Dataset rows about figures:
+++

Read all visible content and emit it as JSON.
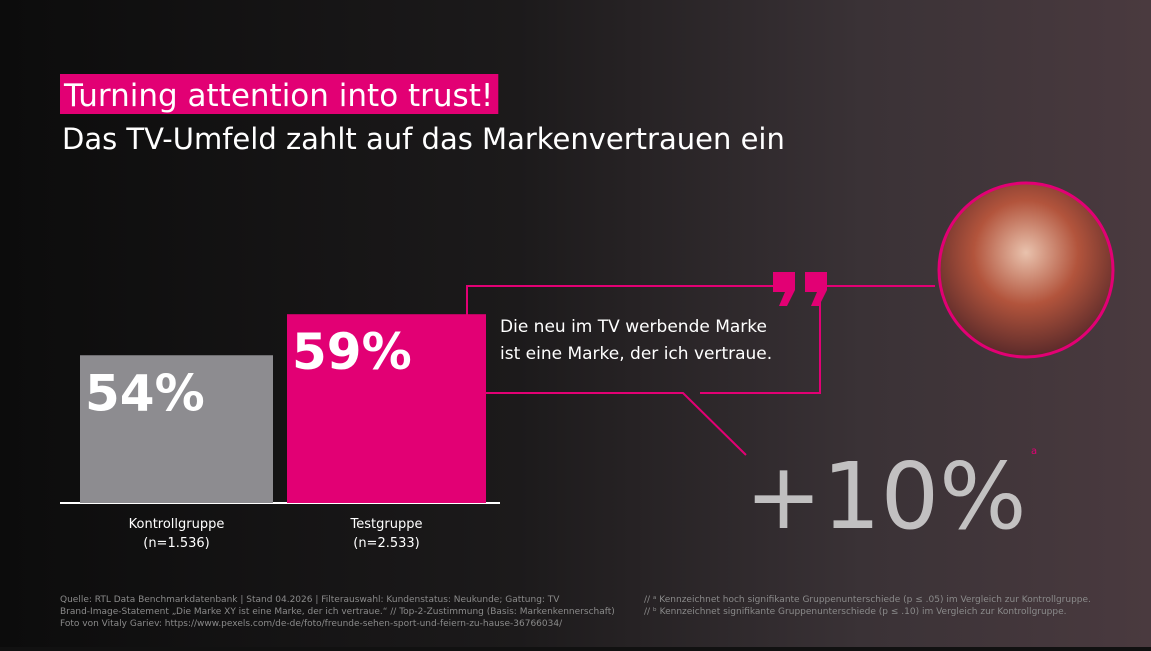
{
  "chart_data": {
    "type": "bar",
    "title": "Turning attention into trust!",
    "subtitle": "Das TV-Umfeld zahlt auf das Markenvertrauen ein",
    "categories": [
      "Kontrollgruppe",
      "Testgruppe"
    ],
    "sample_sizes": [
      "(n=1.536)",
      "(n=2.533)"
    ],
    "values": [
      54,
      59
    ],
    "value_labels": [
      "54%",
      "59%"
    ],
    "colors": [
      "#8d8c90",
      "#e20074"
    ],
    "ylim": [
      36,
      60
    ],
    "quote": [
      "Die neu im TV werbende Marke",
      "ist eine Marke, der ich vertraue."
    ],
    "uplift": {
      "value": 10,
      "label": "+10%",
      "note": "a"
    },
    "source": [
      "Quelle: RTL Data Benchmarkdatenbank | Stand 04.2026 | Filterauswahl: Kundenstatus: Neukunde; Gattung: TV",
      "Brand-Image-Statement „Die Marke XY ist eine Marke, der ich vertraue.“ // Top-2-Zustimmung (Basis: Markenkennerschaft)",
      "Foto von Vitaly Gariev: https://www.pexels.com/de-de/foto/freunde-sehen-sport-und-feiern-zu-hause-36766034/"
    ],
    "notes": [
      "// ᵃ Kennzeichnet hoch signifikante Gruppenunterschiede (p ≤ .05) im Vergleich zur Kontrollgruppe.",
      "// ᵇ Kennzeichnet signifikante Gruppenunterschiede (p ≤ .10) im Vergleich zur Kontrollgruppe."
    ]
  }
}
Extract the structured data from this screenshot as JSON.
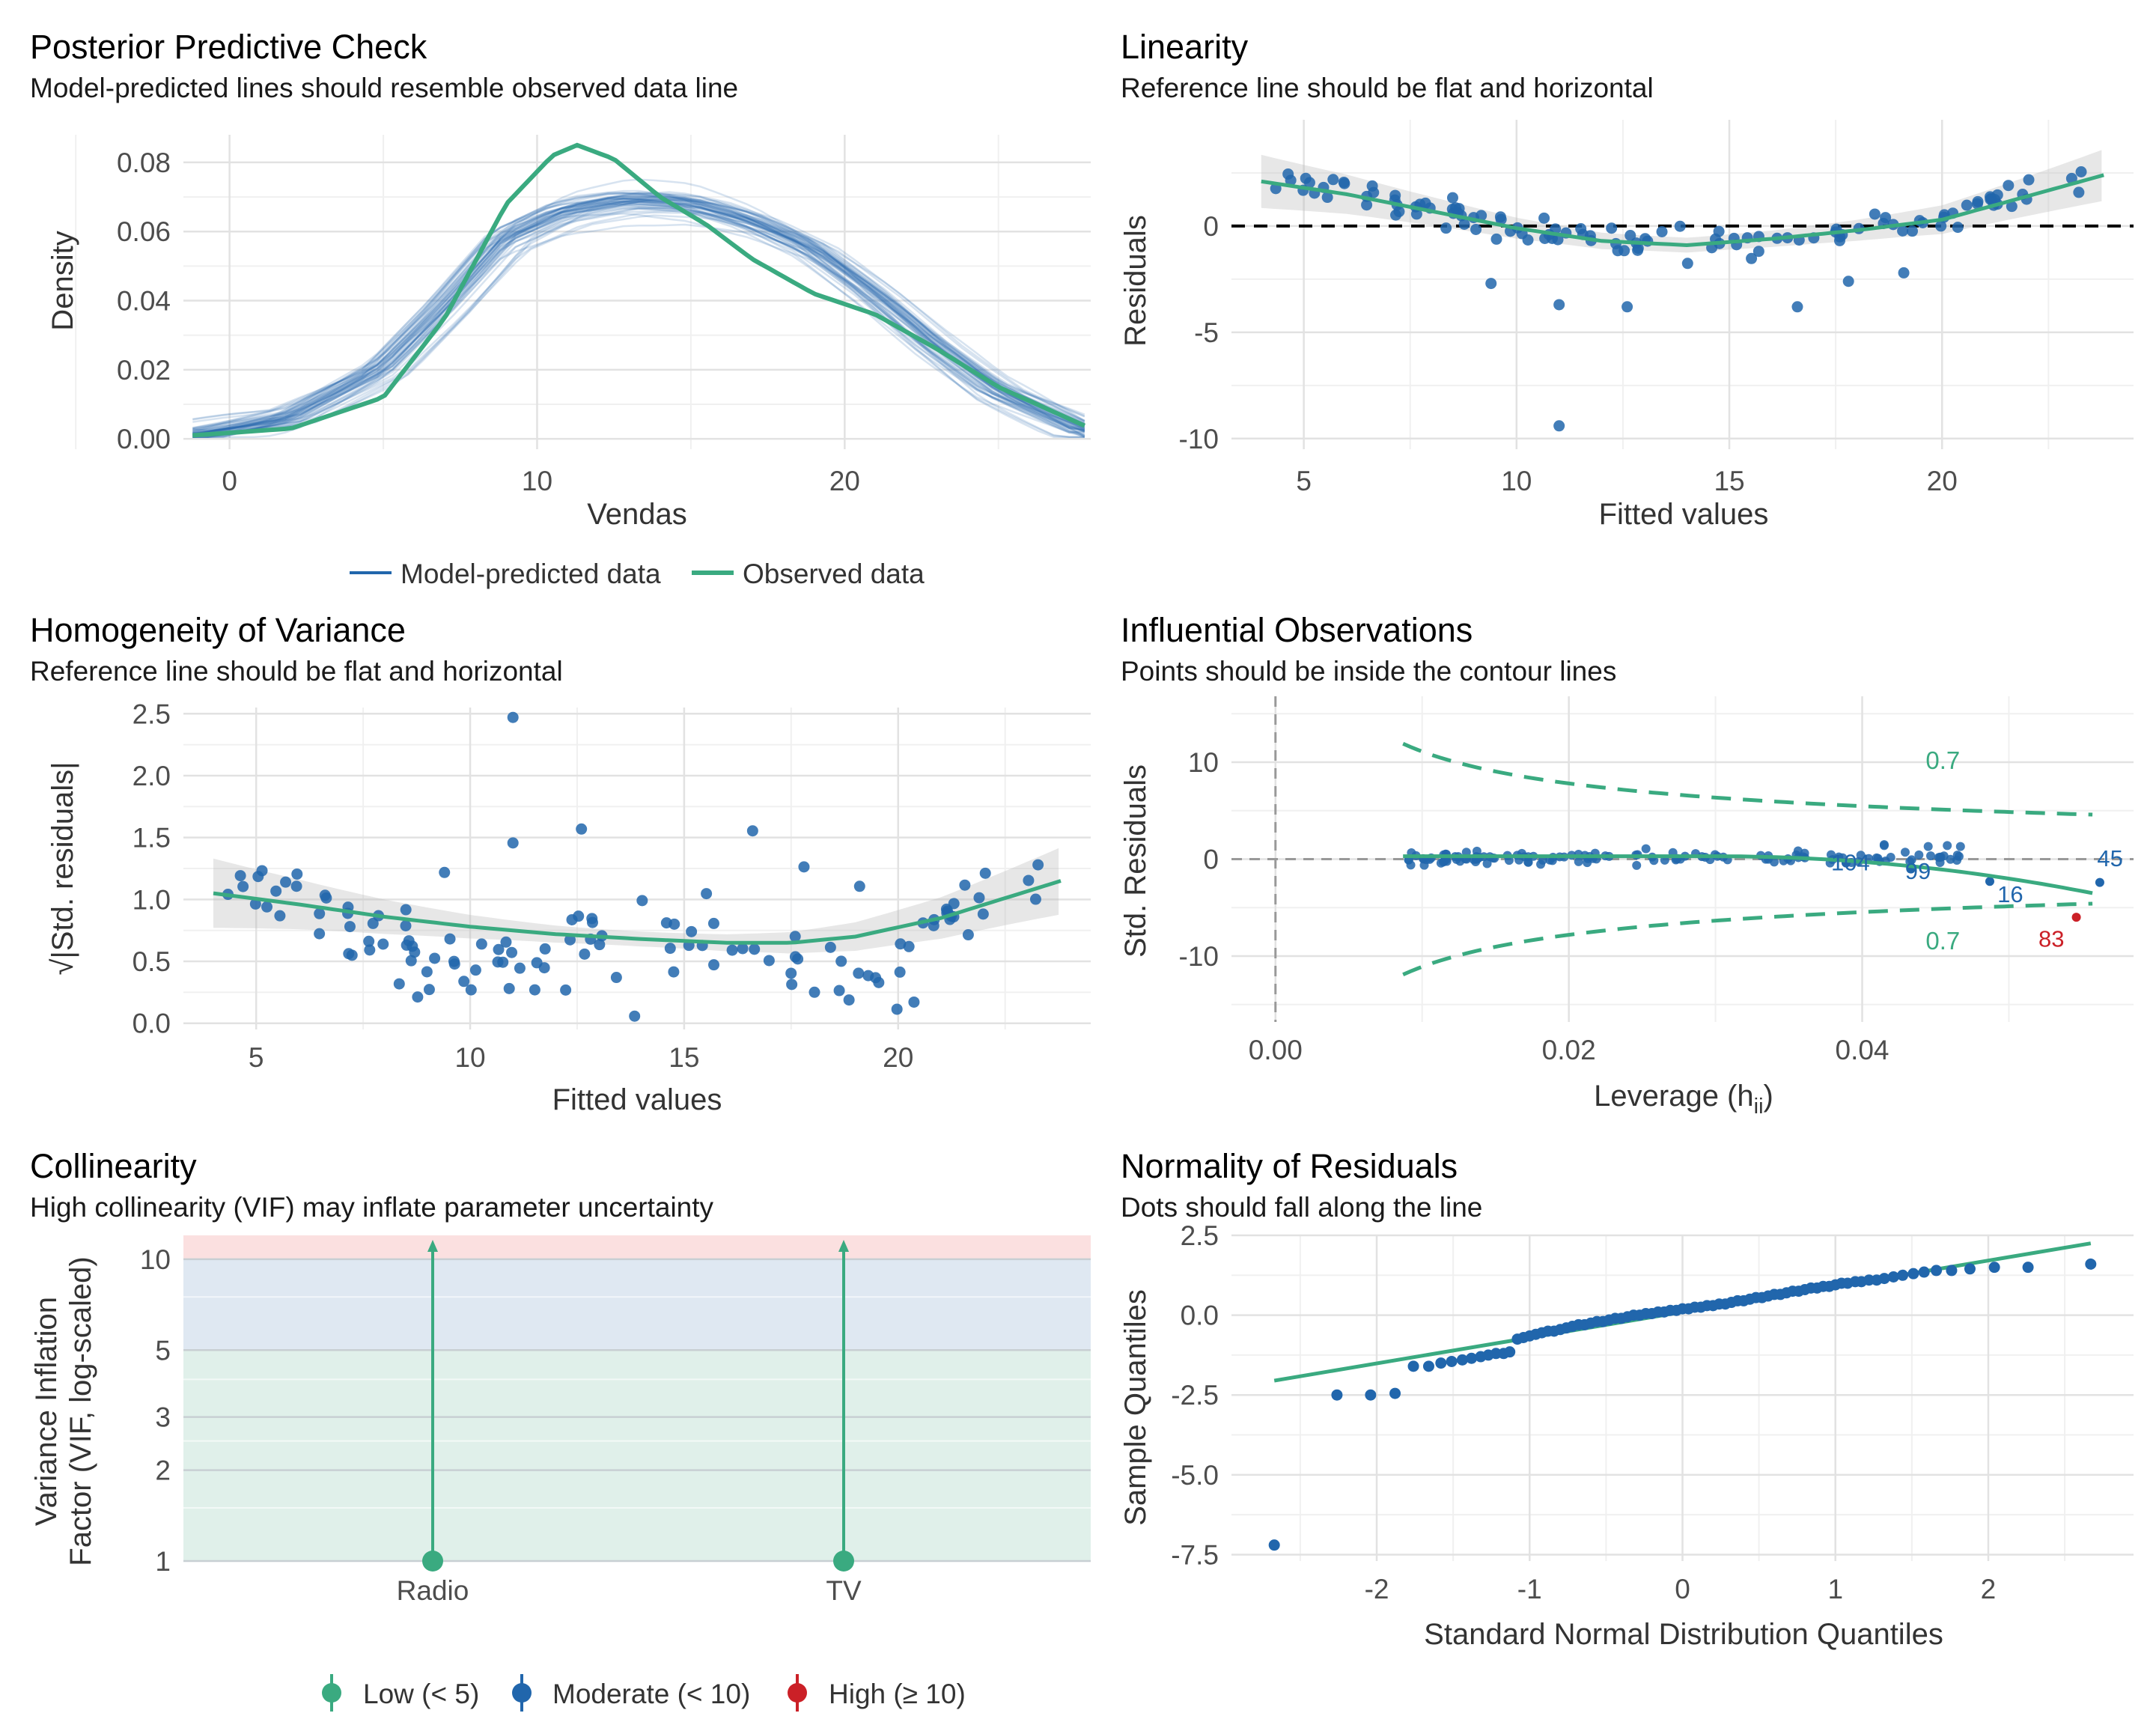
{
  "colors": {
    "green": "#3aaa80",
    "blue": "#2166ac",
    "red": "#cb2027",
    "grid": "#e2e2e2",
    "band_high": "#fbe0e0",
    "band_moderate": "#dfe8f2",
    "band_low": "#e0f0ea"
  },
  "chart_data": [
    {
      "id": "ppc",
      "type": "line",
      "title": "Posterior Predictive Check",
      "subtitle": "Model-predicted lines should resemble observed data line",
      "xlabel": "Vendas",
      "ylabel": "Density",
      "xlim": [
        -1.5,
        28
      ],
      "ylim": [
        -0.003,
        0.088
      ],
      "xticks": [
        0,
        10,
        20
      ],
      "yticks": [
        0.0,
        0.02,
        0.04,
        0.06,
        0.08
      ],
      "ytick_labels": [
        "0.00",
        "0.02",
        "0.04",
        "0.06",
        "0.08"
      ],
      "legend": [
        "Model-predicted data",
        "Observed data"
      ],
      "legend_position": "bottom",
      "series": [
        {
          "name": "Observed data",
          "x": [
            -1.2,
            2,
            5,
            7,
            9,
            10.5,
            11.3,
            12.5,
            14,
            15.5,
            17,
            19,
            21,
            23,
            25,
            28
          ],
          "values": [
            0.001,
            0.003,
            0.012,
            0.035,
            0.068,
            0.082,
            0.085,
            0.081,
            0.07,
            0.062,
            0.052,
            0.042,
            0.036,
            0.026,
            0.015,
            0.003
          ]
        },
        {
          "name": "Model-predicted data",
          "x": [
            -1.2,
            2,
            5,
            7,
            9,
            11,
            13,
            15,
            17,
            19,
            21,
            23,
            25,
            28
          ],
          "values": [
            0.001,
            0.006,
            0.02,
            0.038,
            0.058,
            0.066,
            0.069,
            0.068,
            0.063,
            0.055,
            0.042,
            0.027,
            0.014,
            0.002
          ]
        }
      ]
    },
    {
      "id": "linearity",
      "type": "scatter",
      "title": "Linearity",
      "subtitle": "Reference line should be flat and horizontal",
      "xlabel": "Fitted values",
      "ylabel": "Residuals",
      "xlim": [
        3.3,
        24.5
      ],
      "ylim": [
        -10.5,
        5
      ],
      "xticks": [
        5,
        10,
        15,
        20
      ],
      "yticks": [
        0,
        -5,
        -10
      ],
      "smooth": {
        "x": [
          4.0,
          6,
          8,
          10,
          12,
          14,
          16,
          18,
          20,
          22,
          23.8
        ],
        "values": [
          2.1,
          1.5,
          0.7,
          -0.1,
          -0.7,
          -0.9,
          -0.6,
          -0.2,
          0.3,
          1.4,
          2.4
        ]
      }
    },
    {
      "id": "homogeneity",
      "type": "scatter",
      "title": "Homogeneity of Variance",
      "subtitle": "Reference line should be flat and horizontal",
      "xlabel": "Fitted values",
      "ylabel": "√|Std. residuals|",
      "xlim": [
        3.3,
        24.5
      ],
      "ylim": [
        -0.05,
        2.55
      ],
      "xticks": [
        5,
        10,
        15,
        20
      ],
      "yticks": [
        0.0,
        0.5,
        1.0,
        1.5,
        2.0,
        2.5
      ],
      "ytick_labels": [
        "0.0",
        "0.5",
        "1.0",
        "1.5",
        "2.0",
        "2.5"
      ],
      "smooth": {
        "x": [
          4.0,
          6,
          8,
          10,
          12,
          14,
          16,
          17.5,
          19,
          21,
          23.8
        ],
        "values": [
          1.05,
          0.96,
          0.86,
          0.78,
          0.72,
          0.68,
          0.65,
          0.65,
          0.7,
          0.85,
          1.15
        ]
      }
    },
    {
      "id": "influence",
      "type": "scatter",
      "title": "Influential Observations",
      "subtitle": "Points should be inside the contour lines",
      "xlabel": "Leverage (h",
      "xlabel_sub": "ii",
      "xlabel_end": ")",
      "ylabel": "Std. Residuals",
      "xlim": [
        -0.003,
        0.0585
      ],
      "ylim": [
        -16.8,
        16.8
      ],
      "xticks": [
        0.0,
        0.02,
        0.04
      ],
      "xtick_labels": [
        "0.00",
        "0.02",
        "0.04"
      ],
      "yticks": [
        10,
        0,
        -10
      ],
      "contour_label": "0.7",
      "labeled_points": [
        {
          "label": "104",
          "x": 0.0389,
          "y": -0.4,
          "tx": 0.0392,
          "ty": -0.3,
          "high": false
        },
        {
          "label": "99",
          "x": 0.0434,
          "y": -0.9,
          "tx": 0.0438,
          "ty": -1.2,
          "high": false
        },
        {
          "label": "16",
          "x": 0.0487,
          "y": -2.3,
          "tx": 0.0501,
          "ty": -3.6,
          "high": false
        },
        {
          "label": "45",
          "x": 0.0562,
          "y": -2.4,
          "tx": 0.0569,
          "ty": 0.1,
          "high": false
        },
        {
          "label": "83",
          "x": 0.0546,
          "y": -6.0,
          "tx": 0.0529,
          "ty": -8.2,
          "high": true
        }
      ]
    },
    {
      "id": "collinearity",
      "type": "bar",
      "title": "Collinearity",
      "subtitle": "High collinearity (VIF) may inflate parameter uncertainty",
      "ylabel_line1": "Variance Inflation",
      "ylabel_line2": "Factor (VIF, log-scaled)",
      "categories": [
        "Radio",
        "TV"
      ],
      "values": [
        1.0,
        1.0
      ],
      "yscale": "log",
      "ylim": [
        1,
        12
      ],
      "yticks": [
        1,
        2,
        3,
        5,
        10
      ],
      "legend": [
        "Low (< 5)",
        "Moderate (< 10)",
        "High (≥ 10)"
      ],
      "legend_position": "bottom"
    },
    {
      "id": "qq",
      "type": "scatter",
      "title": "Normality of Residuals",
      "subtitle": "Dots should fall along the line",
      "xlabel": "Standard Normal Distribution Quantiles",
      "ylabel": "Sample Quantiles",
      "xlim": [
        -2.95,
        2.95
      ],
      "ylim": [
        -7.7,
        2.5
      ],
      "xticks": [
        -2,
        -1,
        0,
        1,
        2
      ],
      "yticks": [
        2.5,
        0.0,
        -2.5,
        -5.0,
        -7.5
      ],
      "ytick_labels": [
        "2.5",
        "0.0",
        "-2.5",
        "-5.0",
        "-7.5"
      ],
      "ref_line": {
        "x": [
          -2.67,
          2.67
        ],
        "values": [
          -2.05,
          2.25
        ]
      },
      "points": [
        [
          -2.67,
          -7.2
        ],
        [
          -2.26,
          -2.5
        ],
        [
          -2.04,
          -2.5
        ],
        [
          -1.88,
          -2.45
        ],
        [
          -1.76,
          -1.6
        ],
        [
          -1.66,
          -1.6
        ],
        [
          -1.58,
          -1.5
        ],
        [
          -1.51,
          -1.45
        ],
        [
          -1.44,
          -1.4
        ],
        [
          -1.38,
          -1.35
        ],
        [
          -1.32,
          -1.3
        ],
        [
          -1.27,
          -1.25
        ],
        [
          -1.22,
          -1.2
        ],
        [
          -1.17,
          -1.2
        ],
        [
          -1.13,
          -1.15
        ],
        [
          -1.08,
          -0.75
        ],
        [
          -1.04,
          -0.7
        ],
        [
          -1.0,
          -0.65
        ],
        [
          -0.96,
          -0.6
        ],
        [
          -0.92,
          -0.55
        ],
        [
          -0.88,
          -0.5
        ],
        [
          -0.84,
          -0.5
        ],
        [
          -0.8,
          -0.45
        ],
        [
          -0.76,
          -0.4
        ],
        [
          -0.72,
          -0.35
        ],
        [
          -0.68,
          -0.3
        ],
        [
          -0.64,
          -0.3
        ],
        [
          -0.6,
          -0.25
        ],
        [
          -0.56,
          -0.2
        ],
        [
          -0.52,
          -0.2
        ],
        [
          -0.48,
          -0.15
        ],
        [
          -0.44,
          -0.1
        ],
        [
          -0.4,
          -0.1
        ],
        [
          -0.36,
          -0.05
        ],
        [
          -0.32,
          0.0
        ],
        [
          -0.28,
          0.0
        ],
        [
          -0.24,
          0.05
        ],
        [
          -0.2,
          0.05
        ],
        [
          -0.16,
          0.1
        ],
        [
          -0.12,
          0.1
        ],
        [
          -0.08,
          0.15
        ],
        [
          -0.04,
          0.15
        ],
        [
          0.0,
          0.2
        ],
        [
          0.04,
          0.2
        ],
        [
          0.08,
          0.25
        ],
        [
          0.12,
          0.25
        ],
        [
          0.16,
          0.3
        ],
        [
          0.2,
          0.3
        ],
        [
          0.24,
          0.35
        ],
        [
          0.28,
          0.35
        ],
        [
          0.32,
          0.4
        ],
        [
          0.36,
          0.45
        ],
        [
          0.4,
          0.45
        ],
        [
          0.44,
          0.5
        ],
        [
          0.48,
          0.55
        ],
        [
          0.52,
          0.55
        ],
        [
          0.56,
          0.6
        ],
        [
          0.6,
          0.65
        ],
        [
          0.64,
          0.65
        ],
        [
          0.68,
          0.7
        ],
        [
          0.72,
          0.75
        ],
        [
          0.76,
          0.75
        ],
        [
          0.8,
          0.8
        ],
        [
          0.84,
          0.85
        ],
        [
          0.88,
          0.85
        ],
        [
          0.92,
          0.9
        ],
        [
          0.96,
          0.9
        ],
        [
          1.0,
          0.95
        ],
        [
          1.04,
          1.0
        ],
        [
          1.08,
          1.0
        ],
        [
          1.13,
          1.05
        ],
        [
          1.17,
          1.05
        ],
        [
          1.22,
          1.1
        ],
        [
          1.27,
          1.1
        ],
        [
          1.32,
          1.15
        ],
        [
          1.38,
          1.2
        ],
        [
          1.44,
          1.25
        ],
        [
          1.51,
          1.3
        ],
        [
          1.58,
          1.35
        ],
        [
          1.66,
          1.4
        ],
        [
          1.76,
          1.4
        ],
        [
          1.88,
          1.45
        ],
        [
          2.04,
          1.5
        ],
        [
          2.26,
          1.5
        ],
        [
          2.67,
          1.6
        ]
      ]
    }
  ]
}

+++

In the entries above, find every line with the word "Gruppenunterschiede" and list it.

• [ANSWER TO THIS TASK]
      "// ᵃ Kennzeichnet hoch signifikante Gruppenunterschiede (p ≤ .05) im Vergleich zur Kontrollgruppe.",
      "// ᵇ Kennzeichnet signifikante Gruppenunterschiede (p ≤ .10) im Vergleich zur Kontrollgruppe."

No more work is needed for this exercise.